» Required task
Output every line exactly as written. Leave out pictures.

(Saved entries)
☆ ☆ ☆ ☆ ☆ ☆ ☆

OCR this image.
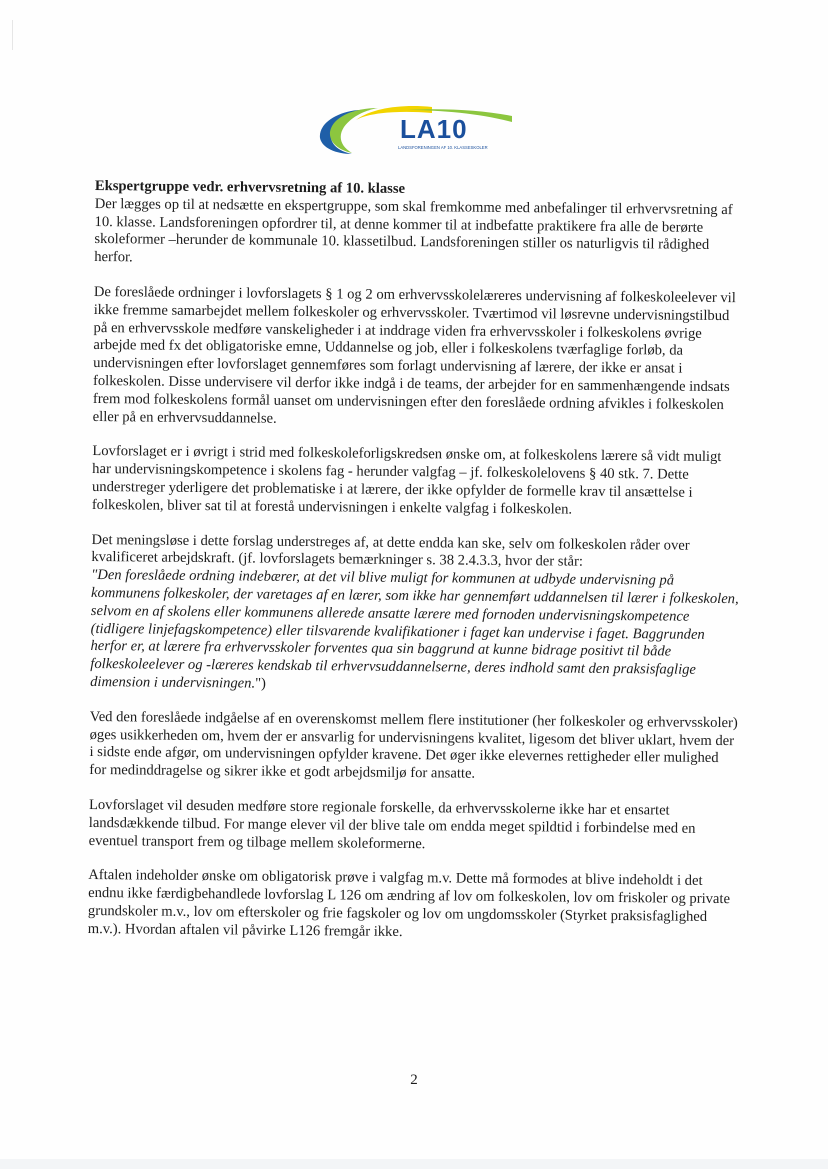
LA10
LANDSFORENINGEN AF 10. KLASSESKOLER
Ekspertgruppe vedr. erhvervsretning af 10. klasse

Der lægges op til at nedsætte en ekspertgruppe, som skal fremkomme med anbefalinger til erhvervsretning af 10. klasse. Landsforeningen opfordrer til, at denne kommer til at indbefatte praktikere fra alle de berørte skoleformer –herunder de kommunale 10. klassetilbud. Landsforeningen stiller os naturligvis til rådighed herfor.

De foreslåede ordninger i lovforslagets § 1 og 2 om erhvervsskolelæreres undervisning af folkeskoleelever vil ikke fremme samarbejdet mellem folkeskoler og erhvervsskoler. Tværtimod vil løsrevne undervisningstilbud på en erhvervsskole medføre vanskeligheder i at inddrage viden fra erhvervsskoler i folkeskolens øvrige arbejde med fx det obligatoriske emne, Uddannelse og job, eller i folkeskolens tværfaglige forløb, da undervisningen efter lovforslaget gennemføres som forlagt undervisning af lærere, der ikke er ansat i folkeskolen. Disse undervisere vil derfor ikke indgå i de teams, der arbejder for en sammenhængende indsats frem mod folkeskolens formål uanset om undervisningen efter den foreslåede ordning afvikles i folkeskolen eller på en erhvervsuddannelse.

Lovforslaget er i øvrigt i strid med folkeskoleforligskredsen ønske om, at folkeskolens lærere så vidt muligt har undervisningskompetence i skolens fag - herunder valgfag – jf. folkeskolelovens § 40 stk. 7. Dette understreger yderligere det problematiske i at lærere, der ikke opfylder de formelle krav til ansættelse i folkeskolen, bliver sat til at forestå undervisningen i enkelte valgfag i folkeskolen.

Det meningsløse i dette forslag understreges af, at dette endda kan ske, selv om folkeskolen råder over kvalificeret arbejdskraft. (jf. lovforslagets bemærkninger s. 38 2.4.3.3, hvor der står:
"Den foreslåede ordning indebærer, at det vil blive muligt for kommunen at udbyde undervisning på kommunens folkeskoler, der varetages af en lærer, som ikke har gennemført uddannelsen til lærer i folkeskolen, selvom en af skolens eller kommunens allerede ansatte lærere med fornoden undervisningskompetence (tidligere linjefagskompetence) eller tilsvarende kvalifikationer i faget kan undervise i faget. Baggrunden herfor er, at lærere fra erhvervsskoler forventes qua sin baggrund at kunne bidrage positivt til både folkeskoleelever og -læreres kendskab til erhvervsuddannelserne, deres indhold samt den praksisfaglige dimension i undervisningen.")

Ved den foreslåede indgåelse af en overenskomst mellem flere institutioner (her folkeskoler og erhvervsskoler) øges usikkerheden om, hvem der er ansvarlig for undervisningens kvalitet, ligesom det bliver uklart, hvem der i sidste ende afgør, om undervisningen opfylder kravene. Det øger ikke elevernes rettigheder eller mulighed for medinddragelse og sikrer ikke et godt arbejdsmiljø for ansatte.

Lovforslaget vil desuden medføre store regionale forskelle, da erhvervsskolerne ikke har et ensartet landsdækkende tilbud. For mange elever vil der blive tale om endda meget spildtid i forbindelse med en eventuel transport frem og tilbage mellem skoleformerne.

Aftalen indeholder ønske om obligatorisk prøve i valgfag m.v. Dette må formodes at blive indeholdt i det endnu ikke færdigbehandlede lovforslag L 126 om ændring af lov om folkeskolen, lov om friskoler og private grundskoler m.v., lov om efterskoler og frie fagskoler og lov om ungdomsskoler (Styrket praksisfaglighed m.v.). Hvordan aftalen vil påvirke L126 fremgår ikke.

2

☆ ☆ ☆ ☆ ☆ ☆ ☆

» Result of the exercise
OCR this image.
LA10
LANDSFORENINGEN AF 10. KLASSESKOLER
Ekspertgruppe vedr. erhvervsretning af 10. klasse

Der lægges op til at nedsætte en ekspertgruppe, som skal fremkomme med anbefalinger til erhvervsretning af 10. klasse. Landsforeningen opfordrer til, at denne kommer til at indbefatte praktikere fra alle de berørte skoleformer –herunder de kommunale 10. klassetilbud. Landsforeningen stiller os naturligvis til rådighed herfor.

De foreslåede ordninger i lovforslagets § 1 og 2 om erhvervsskolelæreres undervisning af folkeskoleelever vil ikke fremme samarbejdet mellem folkeskoler og erhvervsskoler. Tværtimod vil løsrevne undervisningstilbud på en erhvervsskole medføre vanskeligheder i at inddrage viden fra erhvervsskoler i folkeskolens øvrige arbejde med fx det obligatoriske emne, Uddannelse og job, eller i folkeskolens tværfaglige forløb, da undervisningen efter lovforslaget gennemføres som forlagt undervisning af lærere, der ikke er ansat i folkeskolen. Disse undervisere vil derfor ikke indgå i de teams, der arbejder for en sammenhængende indsats frem mod folkeskolens formål uanset om undervisningen efter den foreslåede ordning afvikles i folkeskolen eller på en erhvervsuddannelse.

Lovforslaget er i øvrigt i strid med folkeskoleforligskredsen ønske om, at folkeskolens lærere så vidt muligt har undervisningskompetence i skolens fag - herunder valgfag – jf. folkeskolelovens § 40 stk. 7. Dette understreger yderligere det problematiske i at lærere, der ikke opfylder de formelle krav til ansættelse i folkeskolen, bliver sat til at forestå undervisningen i enkelte valgfag i folkeskolen.

Det meningsløse i dette forslag understreges af, at dette endda kan ske, selv om folkeskolen råder over kvalificeret arbejdskraft. (jf. lovforslagets bemærkninger s. 38 2.4.3.3, hvor der står:
"Den foreslåede ordning indebærer, at det vil blive muligt for kommunen at udbyde undervisning på kommunens folkeskoler, der varetages af en lærer, som ikke har gennemført uddannelsen til lærer i folkeskolen, selvom en af skolens eller kommunens allerede ansatte lærere med fornoden undervisningskompetence (tidligere linjefagskompetence) eller tilsvarende kvalifikationer i faget kan undervise i faget. Baggrunden herfor er, at lærere fra erhvervsskoler forventes qua sin baggrund at kunne bidrage positivt til både folkeskoleelever og -læreres kendskab til erhvervsuddannelserne, deres indhold samt den praksisfaglige dimension i undervisningen.")

Ved den foreslåede indgåelse af en overenskomst mellem flere institutioner (her folkeskoler og erhvervsskoler) øges usikkerheden om, hvem der er ansvarlig for undervisningens kvalitet, ligesom det bliver uklart, hvem der i sidste ende afgør, om undervisningen opfylder kravene. Det øger ikke elevernes rettigheder eller mulighed for medinddragelse og sikrer ikke et godt arbejdsmiljø for ansatte.

Lovforslaget vil desuden medføre store regionale forskelle, da erhvervsskolerne ikke har et ensartet landsdækkende tilbud. For mange elever vil der blive tale om endda meget spildtid i forbindelse med en eventuel transport frem og tilbage mellem skoleformerne.

Aftalen indeholder ønske om obligatorisk prøve i valgfag m.v. Dette må formodes at blive indeholdt i det endnu ikke færdigbehandlede lovforslag L 126 om ændring af lov om folkeskolen, lov om friskoler og private grundskoler m.v., lov om efterskoler og frie fagskoler og lov om ungdomsskoler (Styrket praksisfaglighed m.v.). Hvordan aftalen vil påvirke L126 fremgår ikke.

2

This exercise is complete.